▸ **EXTRACTED RECORDS**:
----------------

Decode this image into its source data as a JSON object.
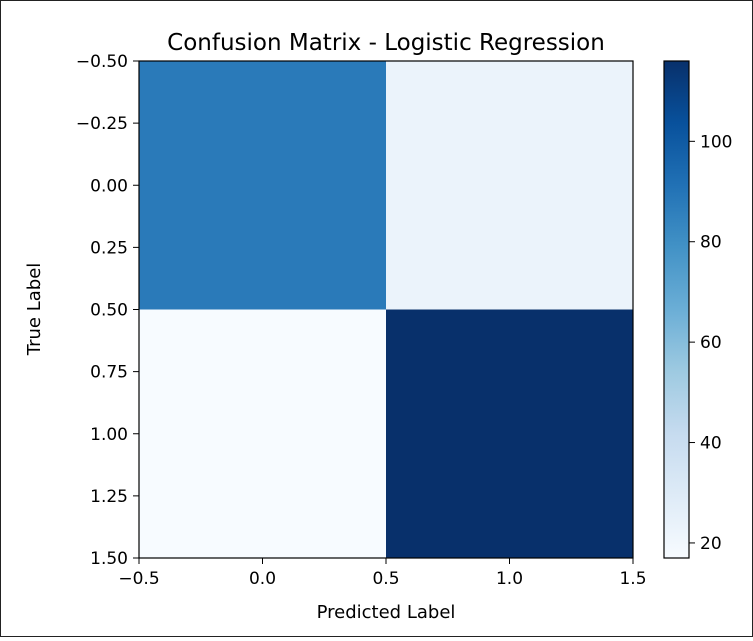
{
  "chart_data": {
    "type": "heatmap",
    "title": "Confusion Matrix - Logistic Regression",
    "xlabel": "Predicted Label",
    "ylabel": "True Label",
    "matrix": [
      [
        88,
        23
      ],
      [
        17,
        116
      ]
    ],
    "xlim": [
      -0.5,
      1.5
    ],
    "ylim": [
      1.5,
      -0.5
    ],
    "xticks": [
      -0.5,
      0.0,
      0.5,
      1.0,
      1.5
    ],
    "xtick_labels": [
      "−0.5",
      "0.0",
      "0.5",
      "1.0",
      "1.5"
    ],
    "yticks": [
      -0.5,
      -0.25,
      0.0,
      0.25,
      0.5,
      0.75,
      1.0,
      1.25,
      1.5
    ],
    "ytick_labels": [
      "−0.50",
      "−0.25",
      "0.00",
      "0.25",
      "0.50",
      "0.75",
      "1.00",
      "1.25",
      "1.50"
    ],
    "colorbar": {
      "colormap": "Blues",
      "range": [
        17,
        116
      ],
      "ticks": [
        20,
        40,
        60,
        80,
        100
      ],
      "tick_labels": [
        "20",
        "40",
        "60",
        "80",
        "100"
      ]
    },
    "colors": {
      "blues_stops": [
        "#f7fbff",
        "#deebf7",
        "#c6dbef",
        "#9ecae1",
        "#6baed6",
        "#4292c6",
        "#2171b5",
        "#08519c",
        "#08306b"
      ]
    }
  }
}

----------------

▸ **SHORT EXERCISE**:
Transcribe all of the material exactly, leaving out whatever pictures it contains.

▸ **THE RESPONSE**:
Decode this image into its source data as a JSON object.
{
  "chart_data": {
    "type": "heatmap",
    "title": "Confusion Matrix - Logistic Regression",
    "xlabel": "Predicted Label",
    "ylabel": "True Label",
    "matrix": [
      [
        88,
        23
      ],
      [
        17,
        116
      ]
    ],
    "xlim": [
      -0.5,
      1.5
    ],
    "ylim": [
      1.5,
      -0.5
    ],
    "xticks": [
      -0.5,
      0.0,
      0.5,
      1.0,
      1.5
    ],
    "xtick_labels": [
      "−0.5",
      "0.0",
      "0.5",
      "1.0",
      "1.5"
    ],
    "yticks": [
      -0.5,
      -0.25,
      0.0,
      0.25,
      0.5,
      0.75,
      1.0,
      1.25,
      1.5
    ],
    "ytick_labels": [
      "−0.50",
      "−0.25",
      "0.00",
      "0.25",
      "0.50",
      "0.75",
      "1.00",
      "1.25",
      "1.50"
    ],
    "colorbar": {
      "colormap": "Blues",
      "range": [
        17,
        116
      ],
      "ticks": [
        20,
        40,
        60,
        80,
        100
      ],
      "tick_labels": [
        "20",
        "40",
        "60",
        "80",
        "100"
      ]
    },
    "colors": {
      "blues_stops": [
        "#f7fbff",
        "#deebf7",
        "#c6dbef",
        "#9ecae1",
        "#6baed6",
        "#4292c6",
        "#2171b5",
        "#08519c",
        "#08306b"
      ]
    }
  }
}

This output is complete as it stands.